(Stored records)
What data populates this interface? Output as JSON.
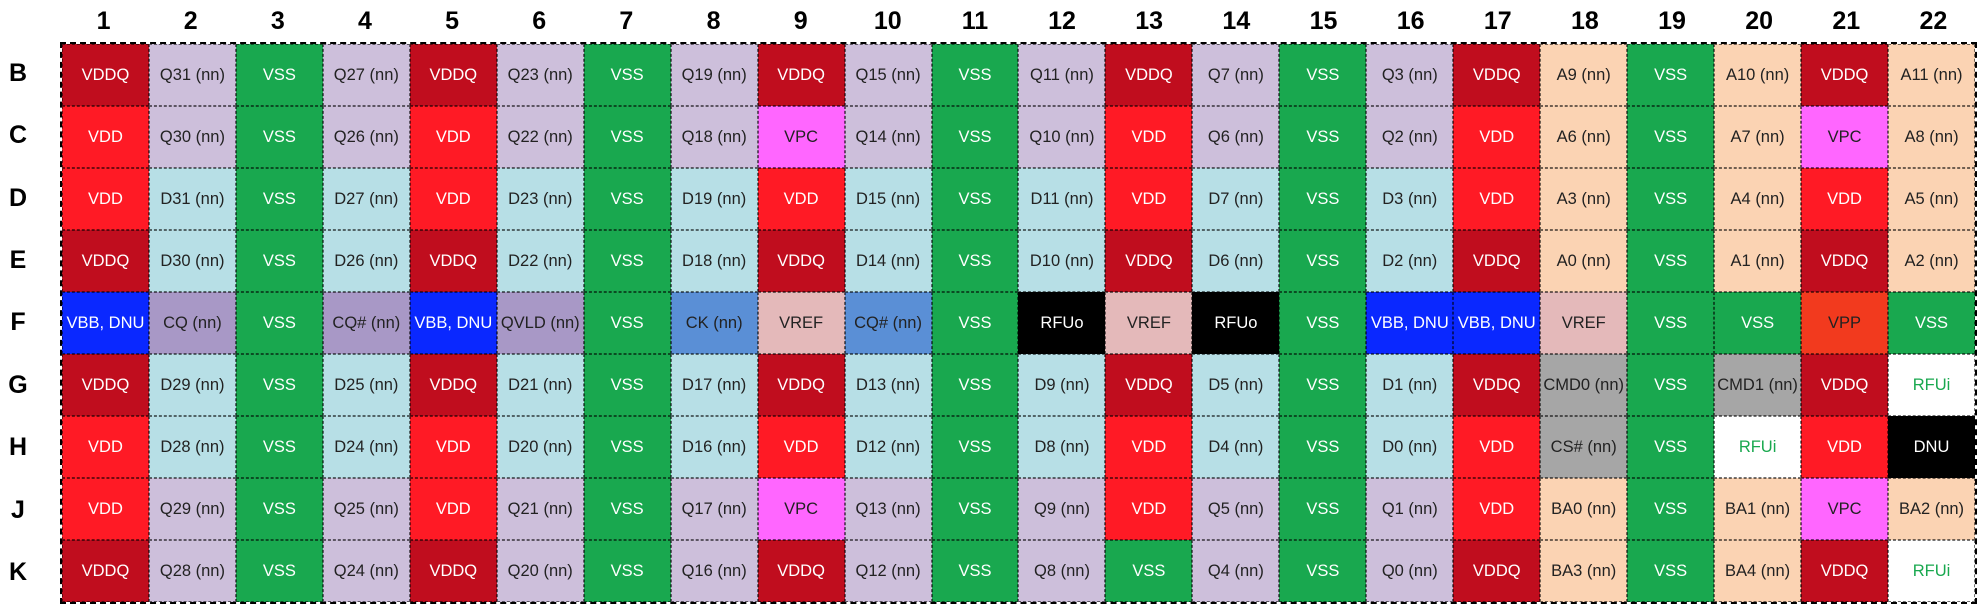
{
  "columns": [
    "1",
    "2",
    "3",
    "4",
    "5",
    "6",
    "7",
    "8",
    "9",
    "10",
    "11",
    "12",
    "13",
    "14",
    "15",
    "16",
    "17",
    "18",
    "19",
    "20",
    "21",
    "22"
  ],
  "rows": [
    {
      "label": "B",
      "cells": [
        "VDDQ",
        "Q31 (nn)",
        "VSS",
        "Q27 (nn)",
        "VDDQ",
        "Q23 (nn)",
        "VSS",
        "Q19 (nn)",
        "VDDQ",
        "Q15 (nn)",
        "VSS",
        "Q11 (nn)",
        "VDDQ",
        "Q7 (nn)",
        "VSS",
        "Q3 (nn)",
        "VDDQ",
        "A9 (nn)",
        "VSS",
        "A10 (nn)",
        "VDDQ",
        "A11 (nn)"
      ]
    },
    {
      "label": "C",
      "cells": [
        "VDD",
        "Q30 (nn)",
        "VSS",
        "Q26 (nn)",
        "VDD",
        "Q22 (nn)",
        "VSS",
        "Q18 (nn)",
        "VPC",
        "Q14 (nn)",
        "VSS",
        "Q10 (nn)",
        "VDD",
        "Q6 (nn)",
        "VSS",
        "Q2 (nn)",
        "VDD",
        "A6 (nn)",
        "VSS",
        "A7 (nn)",
        "VPC",
        "A8 (nn)"
      ]
    },
    {
      "label": "D",
      "cells": [
        "VDD",
        "D31 (nn)",
        "VSS",
        "D27 (nn)",
        "VDD",
        "D23 (nn)",
        "VSS",
        "D19 (nn)",
        "VDD",
        "D15 (nn)",
        "VSS",
        "D11 (nn)",
        "VDD",
        "D7 (nn)",
        "VSS",
        "D3 (nn)",
        "VDD",
        "A3 (nn)",
        "VSS",
        "A4 (nn)",
        "VDD",
        "A5 (nn)"
      ]
    },
    {
      "label": "E",
      "cells": [
        "VDDQ",
        "D30 (nn)",
        "VSS",
        "D26 (nn)",
        "VDDQ",
        "D22 (nn)",
        "VSS",
        "D18 (nn)",
        "VDDQ",
        "D14 (nn)",
        "VSS",
        "D10 (nn)",
        "VDDQ",
        "D6 (nn)",
        "VSS",
        "D2 (nn)",
        "VDDQ",
        "A0 (nn)",
        "VSS",
        "A1 (nn)",
        "VDDQ",
        "A2 (nn)"
      ]
    },
    {
      "label": "F",
      "cells": [
        "VBB, DNU",
        "CQ (nn)",
        "VSS",
        "CQ# (nn)",
        "VBB, DNU",
        "QVLD (nn)",
        "VSS",
        "CK (nn)",
        "VREF",
        "CQ# (nn)",
        "VSS",
        "RFUo",
        "VREF",
        "RFUo",
        "VSS",
        "VBB, DNU",
        "VBB, DNU",
        "VREF",
        "VSS",
        "VSS",
        "VPP",
        "VSS"
      ]
    },
    {
      "label": "G",
      "cells": [
        "VDDQ",
        "D29 (nn)",
        "VSS",
        "D25 (nn)",
        "VDDQ",
        "D21 (nn)",
        "VSS",
        "D17 (nn)",
        "VDDQ",
        "D13 (nn)",
        "VSS",
        "D9 (nn)",
        "VDDQ",
        "D5 (nn)",
        "VSS",
        "D1 (nn)",
        "VDDQ",
        "CMD0 (nn)",
        "VSS",
        "CMD1 (nn)",
        "VDDQ",
        "RFUi"
      ]
    },
    {
      "label": "H",
      "cells": [
        "VDD",
        "D28 (nn)",
        "VSS",
        "D24 (nn)",
        "VDD",
        "D20 (nn)",
        "VSS",
        "D16 (nn)",
        "VDD",
        "D12 (nn)",
        "VSS",
        "D8 (nn)",
        "VDD",
        "D4 (nn)",
        "VSS",
        "D0 (nn)",
        "VDD",
        "CS# (nn)",
        "VSS",
        "RFUi",
        "VDD",
        "DNU"
      ]
    },
    {
      "label": "J",
      "cells": [
        "VDD",
        "Q29 (nn)",
        "VSS",
        "Q25 (nn)",
        "VDD",
        "Q21 (nn)",
        "VSS",
        "Q17 (nn)",
        "VPC",
        "Q13 (nn)",
        "VSS",
        "Q9 (nn)",
        "VDD",
        "Q5 (nn)",
        "VSS",
        "Q1 (nn)",
        "VDD",
        "BA0 (nn)",
        "VSS",
        "BA1 (nn)",
        "VPC",
        "BA2 (nn)"
      ]
    },
    {
      "label": "K",
      "cells": [
        "VDDQ",
        "Q28 (nn)",
        "VSS",
        "Q24 (nn)",
        "VDDQ",
        "Q20 (nn)",
        "VSS",
        "Q16 (nn)",
        "VDDQ",
        "Q12 (nn)",
        "VSS",
        "Q8 (nn)",
        "VSS",
        "Q4 (nn)",
        "VSS",
        "Q0 (nn)",
        "VDDQ",
        "BA3 (nn)",
        "VSS",
        "BA4 (nn)",
        "VDDQ",
        "RFUi"
      ]
    }
  ],
  "colors": {
    "VDDQ": {
      "bg": "#c00d1e",
      "fg": "#ffffff"
    },
    "VDD": {
      "bg": "#ff1a25",
      "fg": "#ffffff"
    },
    "VSS": {
      "bg": "#19a84f",
      "fg": "#ffffff"
    },
    "VPC": {
      "bg": "#ff66ff",
      "fg": "#222222"
    },
    "VBB, DNU": {
      "bg": "#0a28ff",
      "fg": "#ffffff"
    },
    "VREF": {
      "bg": "#e4b9ba",
      "fg": "#222222"
    },
    "RFUo": {
      "bg": "#000000",
      "fg": "#ffffff"
    },
    "RFUi": {
      "bg": "#ffffff",
      "fg": "#19a84f"
    },
    "DNU": {
      "bg": "#000000",
      "fg": "#ffffff"
    },
    "VPP": {
      "bg": "#f23a1e",
      "fg": "#222222"
    },
    "CK (nn)": {
      "bg": "#5a8fd6",
      "fg": "#222222"
    },
    "CQ# (nn)@F4": {
      "bg": "#a898c6",
      "fg": "#222222"
    },
    "CQ# (nn)@F10": {
      "bg": "#5a8fd6",
      "fg": "#222222"
    },
    "CQ (nn)": {
      "bg": "#a898c6",
      "fg": "#222222"
    },
    "QVLD (nn)": {
      "bg": "#a898c6",
      "fg": "#222222"
    },
    "CMD": {
      "bg": "#a6a6a6",
      "fg": "#222222"
    },
    "Q": {
      "bg": "#cdbfdb",
      "fg": "#222222"
    },
    "D": {
      "bg": "#b7dfe6",
      "fg": "#222222"
    },
    "A": {
      "bg": "#fbd3b3",
      "fg": "#222222"
    }
  }
}
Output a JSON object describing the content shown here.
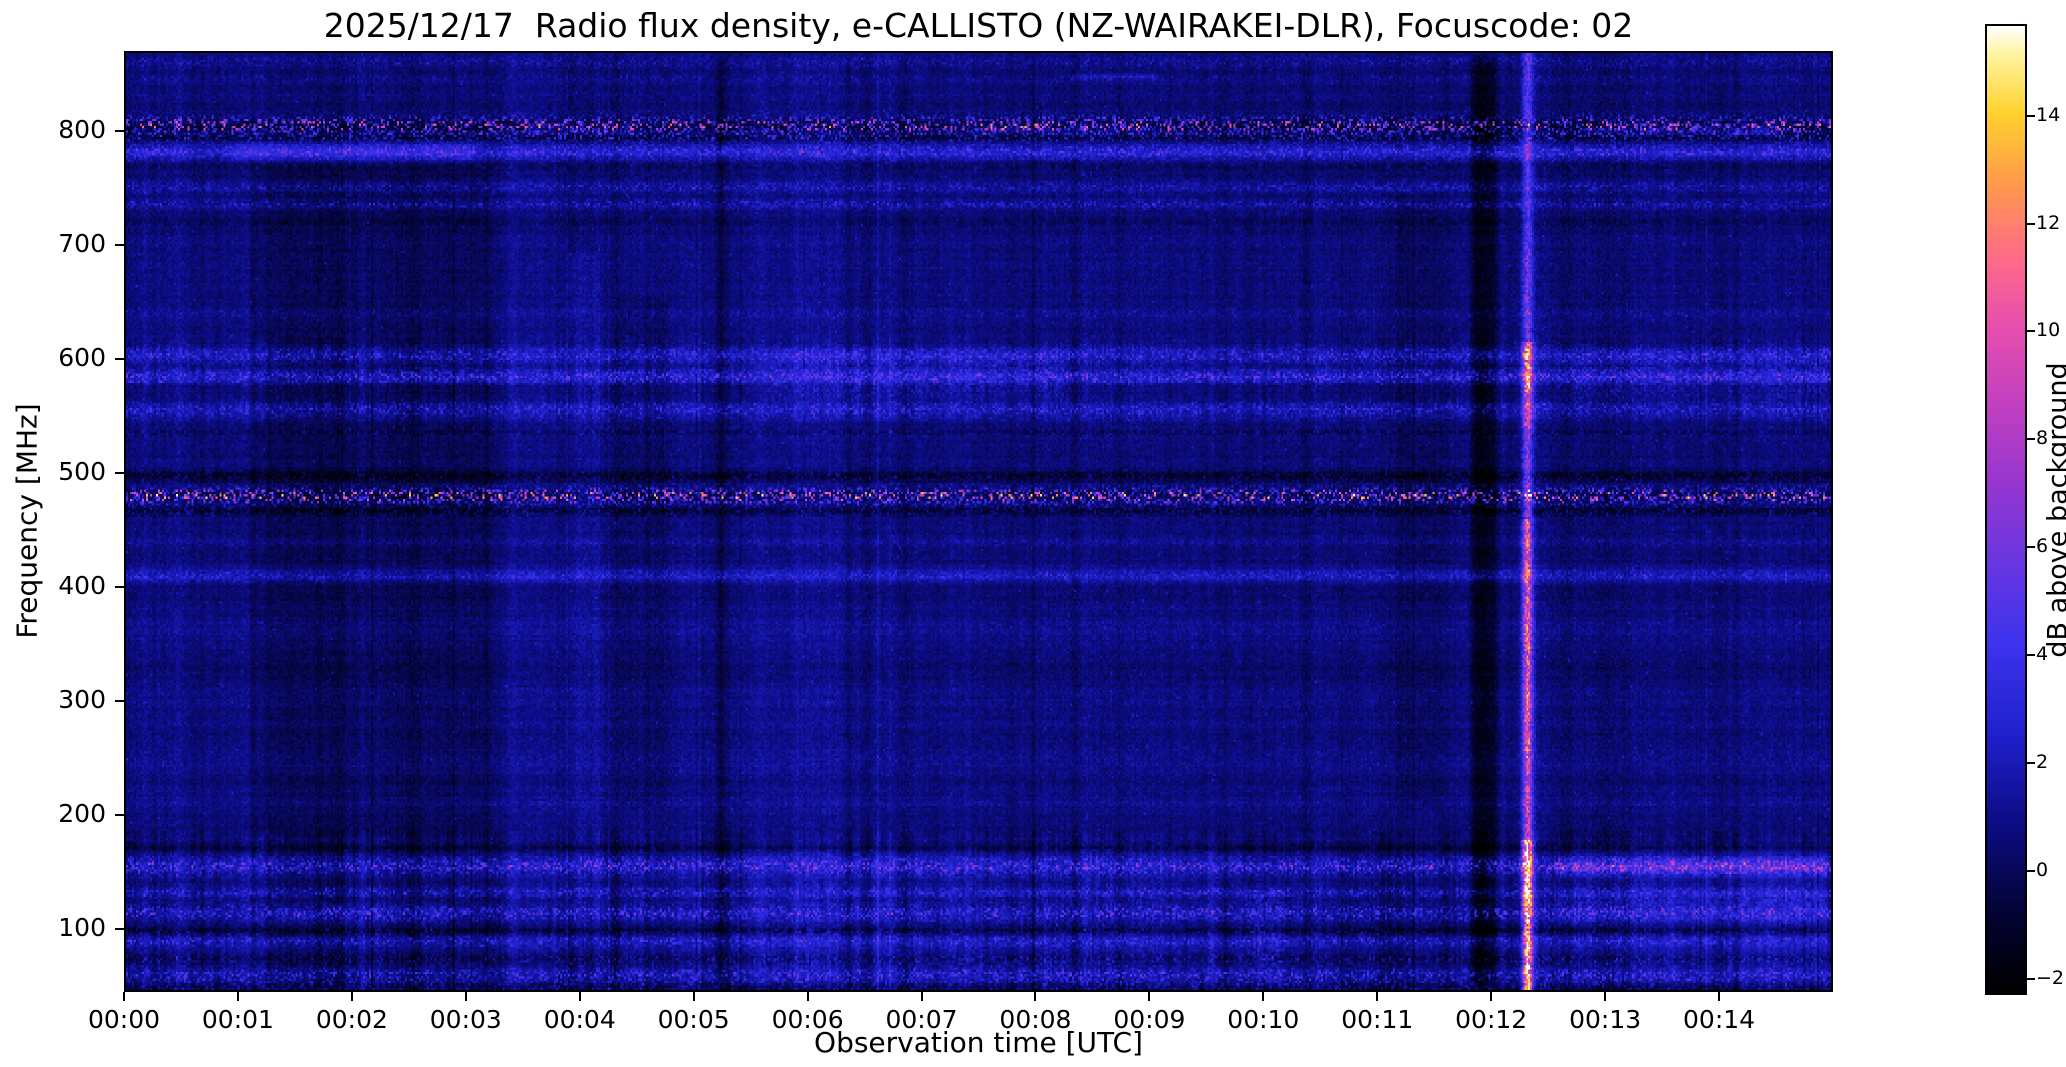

Short task >> Do not copy the pictures, but repeat every line exactly.

Answer >>
What data populates this interface? Output as JSON.
{
  "columns": [
    "1",
    "2",
    "3",
    "4",
    "5",
    "6",
    "7",
    "8",
    "9",
    "10",
    "11",
    "12",
    "13",
    "14",
    "15",
    "16",
    "17",
    "18",
    "19",
    "20",
    "21",
    "22"
  ],
  "rows": [
    {
      "label": "B",
      "cells": [
        "VDDQ",
        "Q31 (nn)",
        "VSS",
        "Q27 (nn)",
        "VDDQ",
        "Q23 (nn)",
        "VSS",
        "Q19 (nn)",
        "VDDQ",
        "Q15 (nn)",
        "VSS",
        "Q11 (nn)",
        "VDDQ",
        "Q7 (nn)",
        "VSS",
        "Q3 (nn)",
        "VDDQ",
        "A9 (nn)",
        "VSS",
        "A10 (nn)",
        "VDDQ",
        "A11 (nn)"
      ]
    },
    {
      "label": "C",
      "cells": [
        "VDD",
        "Q30 (nn)",
        "VSS",
        "Q26 (nn)",
        "VDD",
        "Q22 (nn)",
        "VSS",
        "Q18 (nn)",
        "VPC",
        "Q14 (nn)",
        "VSS",
        "Q10 (nn)",
        "VDD",
        "Q6 (nn)",
        "VSS",
        "Q2 (nn)",
        "VDD",
        "A6 (nn)",
        "VSS",
        "A7 (nn)",
        "VPC",
        "A8 (nn)"
      ]
    },
    {
      "label": "D",
      "cells": [
        "VDD",
        "D31 (nn)",
        "VSS",
        "D27 (nn)",
        "VDD",
        "D23 (nn)",
        "VSS",
        "D19 (nn)",
        "VDD",
        "D15 (nn)",
        "VSS",
        "D11 (nn)",
        "VDD",
        "D7 (nn)",
        "VSS",
        "D3 (nn)",
        "VDD",
        "A3 (nn)",
        "VSS",
        "A4 (nn)",
        "VDD",
        "A5 (nn)"
      ]
    },
    {
      "label": "E",
      "cells": [
        "VDDQ",
        "D30 (nn)",
        "VSS",
        "D26 (nn)",
        "VDDQ",
        "D22 (nn)",
        "VSS",
        "D18 (nn)",
        "VDDQ",
        "D14 (nn)",
        "VSS",
        "D10 (nn)",
        "VDDQ",
        "D6 (nn)",
        "VSS",
        "D2 (nn)",
        "VDDQ",
        "A0 (nn)",
        "VSS",
        "A1 (nn)",
        "VDDQ",
        "A2 (nn)"
      ]
    },
    {
      "label": "F",
      "cells": [
        "VBB, DNU",
        "CQ (nn)",
        "VSS",
        "CQ# (nn)",
        "VBB, DNU",
        "QVLD (nn)",
        "VSS",
        "CK (nn)",
        "VREF",
        "CQ# (nn)",
        "VSS",
        "RFUo",
        "VREF",
        "RFUo",
        "VSS",
        "VBB, DNU",
        "VBB, DNU",
        "VREF",
        "VSS",
        "VSS",
        "VPP",
        "VSS"
      ]
    },
    {
      "label": "G",
      "cells": [
        "VDDQ",
        "D29 (nn)",
        "VSS",
        "D25 (nn)",
        "VDDQ",
        "D21 (nn)",
        "VSS",
        "D17 (nn)",
        "VDDQ",
        "D13 (nn)",
        "VSS",
        "D9 (nn)",
        "VDDQ",
        "D5 (nn)",
        "VSS",
        "D1 (nn)",
        "VDDQ",
        "CMD0 (nn)",
        "VSS",
        "CMD1 (nn)",
        "VDDQ",
        "RFUi"
      ]
    },
    {
      "label": "H",
      "cells": [
        "VDD",
        "D28 (nn)",
        "VSS",
        "D24 (nn)",
        "VDD",
        "D20 (nn)",
        "VSS",
        "D16 (nn)",
        "VDD",
        "D12 (nn)",
        "VSS",
        "D8 (nn)",
        "VDD",
        "D4 (nn)",
        "VSS",
        "D0 (nn)",
        "VDD",
        "CS# (nn)",
        "VSS",
        "RFUi",
        "VDD",
        "DNU"
      ]
    },
    {
      "label": "J",
      "cells": [
        "VDD",
        "Q29 (nn)",
        "VSS",
        "Q25 (nn)",
        "VDD",
        "Q21 (nn)",
        "VSS",
        "Q17 (nn)",
        "VPC",
        "Q13 (nn)",
        "VSS",
        "Q9 (nn)",
        "VDD",
        "Q5 (nn)",
        "VSS",
        "Q1 (nn)",
        "VDD",
        "BA0 (nn)",
        "VSS",
        "BA1 (nn)",
        "VPC",
        "BA2 (nn)"
      ]
    },
    {
      "label": "K",
      "cells": [
        "VDDQ",
        "Q28 (nn)",
        "VSS",
        "Q24 (nn)",
        "VDDQ",
        "Q20 (nn)",
        "VSS",
        "Q16 (nn)",
        "VDDQ",
        "Q12 (nn)",
        "VSS",
        "Q8 (nn)",
        "VSS",
        "Q4 (nn)",
        "VSS",
        "Q0 (nn)",
        "VDDQ",
        "BA3 (nn)",
        "VSS",
        "BA4 (nn)",
        "VDDQ",
        "RFUi"
      ]
    }
  ],
  "colors": {
    "VDDQ": {
      "bg": "#c00d1e",
      "fg": "#ffffff"
    },
    "VDD": {
      "bg": "#ff1a25",
      "fg": "#ffffff"
    },
    "VSS": {
      "bg": "#19a84f",
      "fg": "#ffffff"
    },
    "VPC": {
      "bg": "#ff66ff",
      "fg": "#222222"
    },
    "VBB, DNU": {
      "bg": "#0a28ff",
      "fg": "#ffffff"
    },
    "VREF": {
      "bg": "#e4b9ba",
      "fg": "#222222"
    },
    "RFUo": {
      "bg": "#000000",
      "fg": "#ffffff"
    },
    "RFUi": {
      "bg": "#ffffff",
      "fg": "#19a84f"
    },
    "DNU": {
      "bg": "#000000",
      "fg": "#ffffff"
    },
    "VPP": {
      "bg": "#f23a1e",
      "fg": "#222222"
    },
    "CK (nn)": {
      "bg": "#5a8fd6",
      "fg": "#222222"
    },
    "CQ# (nn)@F4": {
      "bg": "#a898c6",
      "fg": "#222222"
    },
    "CQ# (nn)@F10": {
      "bg": "#5a8fd6",
      "fg": "#222222"
    },
    "CQ (nn)": {
      "bg": "#a898c6",
      "fg": "#222222"
    },
    "QVLD (nn)": {
      "bg": "#a898c6",
      "fg": "#222222"
    },
    "CMD": {
      "bg": "#a6a6a6",
      "fg": "#222222"
    },
    "Q": {
      "bg": "#cdbfdb",
      "fg": "#222222"
    },
    "D": {
      "bg": "#b7dfe6",
      "fg": "#222222"
    },
    "A": {
      "bg": "#fbd3b3",
      "fg": "#222222"
    }
  }
}
Output a JSON object describing the content shown here.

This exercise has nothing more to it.